Exercise objective:
Write out the data again exactly, skipping every picture.

Material for this exercise:
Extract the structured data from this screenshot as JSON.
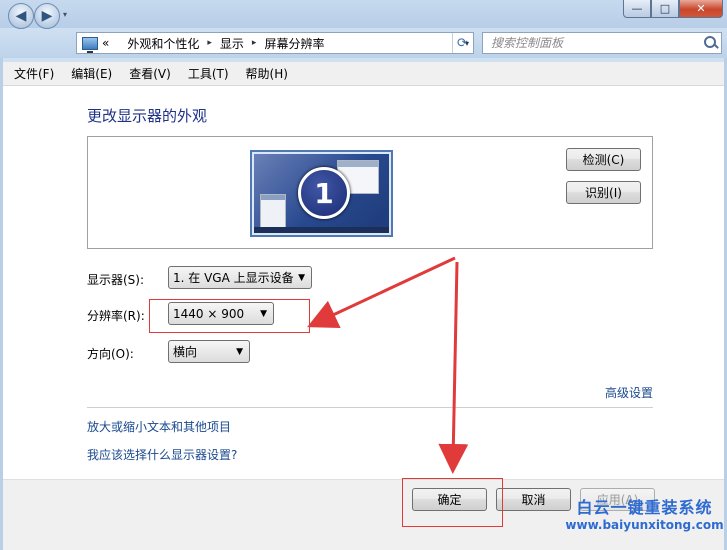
{
  "window": {
    "minimize_glyph": "—",
    "maximize_glyph": "□",
    "close_glyph": "✕"
  },
  "nav": {
    "back_glyph": "◀",
    "forward_glyph": "▶",
    "dropdown_glyph": "▾",
    "refresh_glyph": "⟳"
  },
  "address": {
    "overflow": "«",
    "separator": "▸",
    "crumbs": [
      "外观和个性化",
      "显示",
      "屏幕分辨率"
    ],
    "dropdown_glyph": "▾"
  },
  "search": {
    "placeholder": "搜索控制面板"
  },
  "menu": {
    "items": [
      "文件(F)",
      "编辑(E)",
      "查看(V)",
      "工具(T)",
      "帮助(H)"
    ]
  },
  "page": {
    "title": "更改显示器的外观",
    "monitor_number": "1",
    "detect_label": "检测(C)",
    "identify_label": "识别(I)"
  },
  "fields": {
    "display_label": "显示器(S):",
    "display_value": "1. 在 VGA 上显示设备",
    "resolution_label": "分辨率(R):",
    "resolution_value": "1440 × 900",
    "orientation_label": "方向(O):",
    "orientation_value": "横向",
    "combo_arrow": "▼"
  },
  "links": {
    "advanced": "高级设置",
    "text_size": "放大或缩小文本和其他项目",
    "which_settings": "我应该选择什么显示器设置?"
  },
  "footer": {
    "ok_label": "确定",
    "cancel_label": "取消",
    "apply_label": "应用(A)"
  },
  "watermark": {
    "logo": "白云一键重装系统",
    "url": "www.baiyunxitong.com"
  },
  "colors": {
    "annotation_red": "#e03a3a",
    "link_blue": "#1a4a8f",
    "title_blue": "#1e3287"
  }
}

Solution to the exercise:
Extract the structured data from this screenshot as JSON.
{
  "window": {
    "minimize_glyph": "—",
    "maximize_glyph": "□",
    "close_glyph": "✕"
  },
  "nav": {
    "back_glyph": "◀",
    "forward_glyph": "▶",
    "dropdown_glyph": "▾",
    "refresh_glyph": "⟳"
  },
  "address": {
    "overflow": "«",
    "separator": "▸",
    "crumbs": [
      "外观和个性化",
      "显示",
      "屏幕分辨率"
    ],
    "dropdown_glyph": "▾"
  },
  "search": {
    "placeholder": "搜索控制面板"
  },
  "menu": {
    "items": [
      "文件(F)",
      "编辑(E)",
      "查看(V)",
      "工具(T)",
      "帮助(H)"
    ]
  },
  "page": {
    "title": "更改显示器的外观",
    "monitor_number": "1",
    "detect_label": "检测(C)",
    "identify_label": "识别(I)"
  },
  "fields": {
    "display_label": "显示器(S):",
    "display_value": "1. 在 VGA 上显示设备",
    "resolution_label": "分辨率(R):",
    "resolution_value": "1440 × 900",
    "orientation_label": "方向(O):",
    "orientation_value": "横向",
    "combo_arrow": "▼"
  },
  "links": {
    "advanced": "高级设置",
    "text_size": "放大或缩小文本和其他项目",
    "which_settings": "我应该选择什么显示器设置?"
  },
  "footer": {
    "ok_label": "确定",
    "cancel_label": "取消",
    "apply_label": "应用(A)"
  },
  "watermark": {
    "logo": "白云一键重装系统",
    "url": "www.baiyunxitong.com"
  },
  "colors": {
    "annotation_red": "#e03a3a",
    "link_blue": "#1a4a8f",
    "title_blue": "#1e3287"
  }
}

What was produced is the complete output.